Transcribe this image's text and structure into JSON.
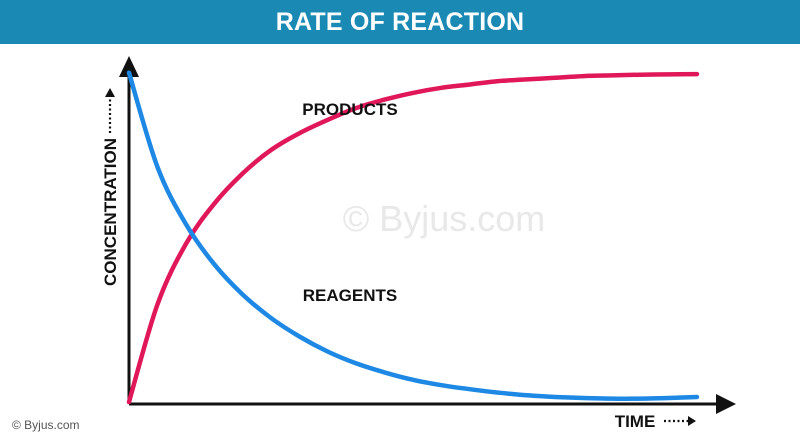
{
  "header": {
    "title": "RATE OF REACTION",
    "background": "#1a8ab5"
  },
  "watermark": "© Byjus.com",
  "footer": {
    "credit": "© Byjus.com"
  },
  "chart_data": {
    "type": "line",
    "title": "RATE OF REACTION",
    "xlabel": "TIME",
    "ylabel": "CONCENTRATION",
    "axis_arrows": true,
    "axis_label_dotted_arrows": true,
    "ticks": false,
    "grid": false,
    "legend": "none",
    "xlim": [
      0,
      10
    ],
    "ylim": [
      0,
      10
    ],
    "x": [
      0,
      0.5,
      1,
      1.5,
      2,
      2.5,
      3,
      3.5,
      4,
      4.5,
      5,
      5.5,
      6,
      6.5,
      7,
      7.5,
      8,
      8.5,
      9,
      9.5,
      10
    ],
    "series": [
      {
        "name": "PRODUCTS",
        "color": "#e0185a",
        "values": [
          0,
          2.9,
          4.7,
          5.9,
          6.8,
          7.5,
          8.0,
          8.4,
          8.75,
          9.0,
          9.2,
          9.35,
          9.45,
          9.55,
          9.6,
          9.65,
          9.7,
          9.72,
          9.74,
          9.75,
          9.76
        ]
      },
      {
        "name": "REAGENTS",
        "color": "#1e88e5",
        "values": [
          9.8,
          7.0,
          5.3,
          4.1,
          3.2,
          2.5,
          1.95,
          1.5,
          1.15,
          0.88,
          0.66,
          0.5,
          0.38,
          0.28,
          0.2,
          0.15,
          0.12,
          0.1,
          0.1,
          0.12,
          0.15
        ]
      }
    ]
  }
}
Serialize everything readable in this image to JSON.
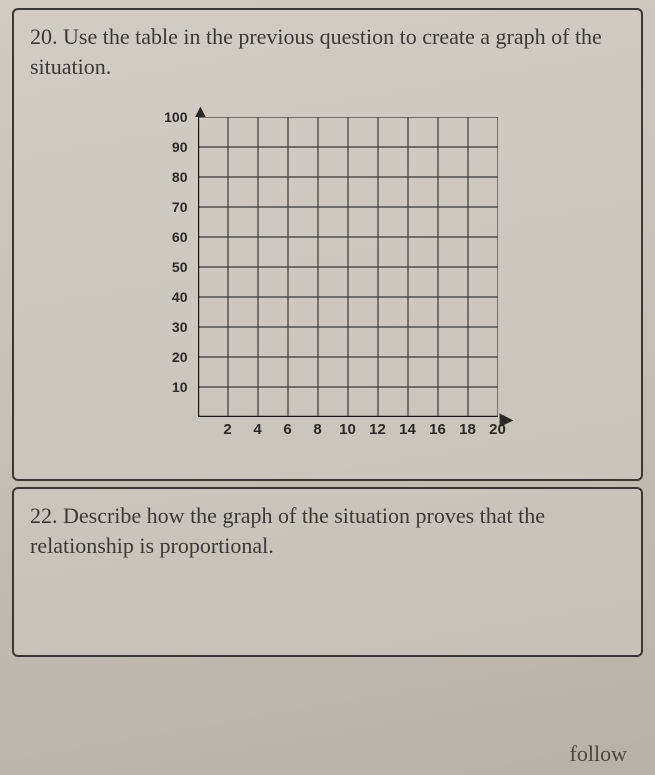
{
  "question20": {
    "number": "20.",
    "text": "Use the table in the previous question to create a graph of the situation."
  },
  "question22": {
    "number": "22.",
    "text": "Describe how the graph of the situation proves that the relationship is proportional."
  },
  "chart": {
    "type": "grid",
    "xlim": [
      0,
      20
    ],
    "ylim": [
      0,
      100
    ],
    "xtick_step": 2,
    "ytick_step": 10,
    "x_ticks": [
      "2",
      "4",
      "6",
      "8",
      "10",
      "12",
      "14",
      "16",
      "18",
      "20"
    ],
    "y_ticks": [
      "10",
      "20",
      "30",
      "40",
      "50",
      "60",
      "70",
      "80",
      "90",
      "100"
    ],
    "grid_color": "#3a3834",
    "axis_color": "#1a1816",
    "background_color": "transparent",
    "grid_line_width": 1.2,
    "axis_line_width": 2.4,
    "label_fontsize": 14,
    "label_fontweight": "bold",
    "label_color": "#2c2a26"
  },
  "partial_text": "follow"
}
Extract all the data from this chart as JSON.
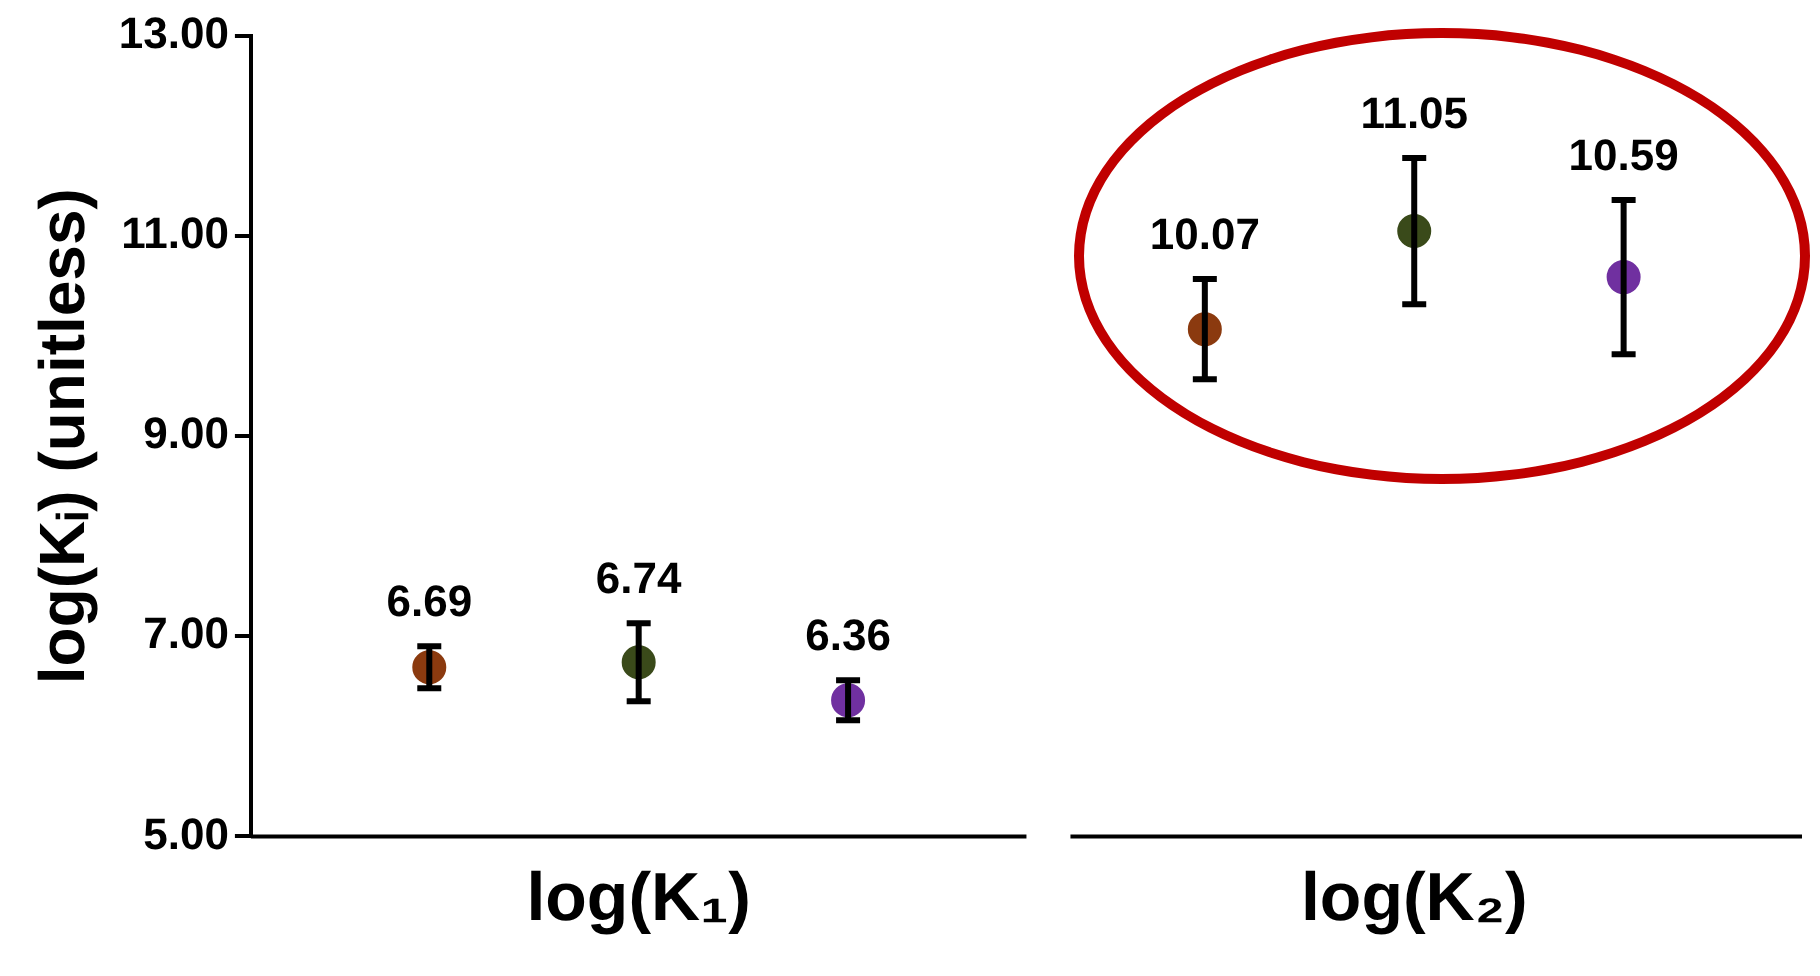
{
  "chart_data": {
    "type": "scatter",
    "ylabel": "log(Kᵢ) (unitless)",
    "categories": [
      "log(K₁)",
      "log(K₂)"
    ],
    "ylim": [
      5,
      13
    ],
    "yticks": [
      {
        "value": 5,
        "label": "5.00"
      },
      {
        "value": 7,
        "label": "7.00"
      },
      {
        "value": 9,
        "label": "9.00"
      },
      {
        "value": 11,
        "label": "11.00"
      },
      {
        "value": 13,
        "label": "13.00"
      }
    ],
    "series": [
      {
        "color": "#8b3a0f",
        "values": [
          6.69,
          10.07
        ],
        "errors": [
          0.21,
          0.5
        ]
      },
      {
        "color": "#3a4a1a",
        "values": [
          6.74,
          11.05
        ],
        "errors": [
          0.39,
          0.73
        ]
      },
      {
        "color": "#7030a0",
        "values": [
          6.36,
          10.59
        ],
        "errors": [
          0.2,
          0.77
        ]
      }
    ],
    "data_labels": true,
    "grid": false,
    "legend": false,
    "marker": "circle"
  }
}
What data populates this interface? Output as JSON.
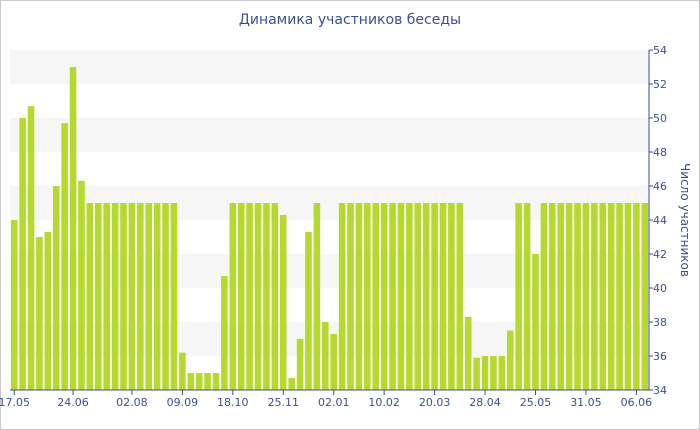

══════

• **Given exercise**
Check each line of these records for the string "image" and state only how many lines have it.

• **The completed task**
2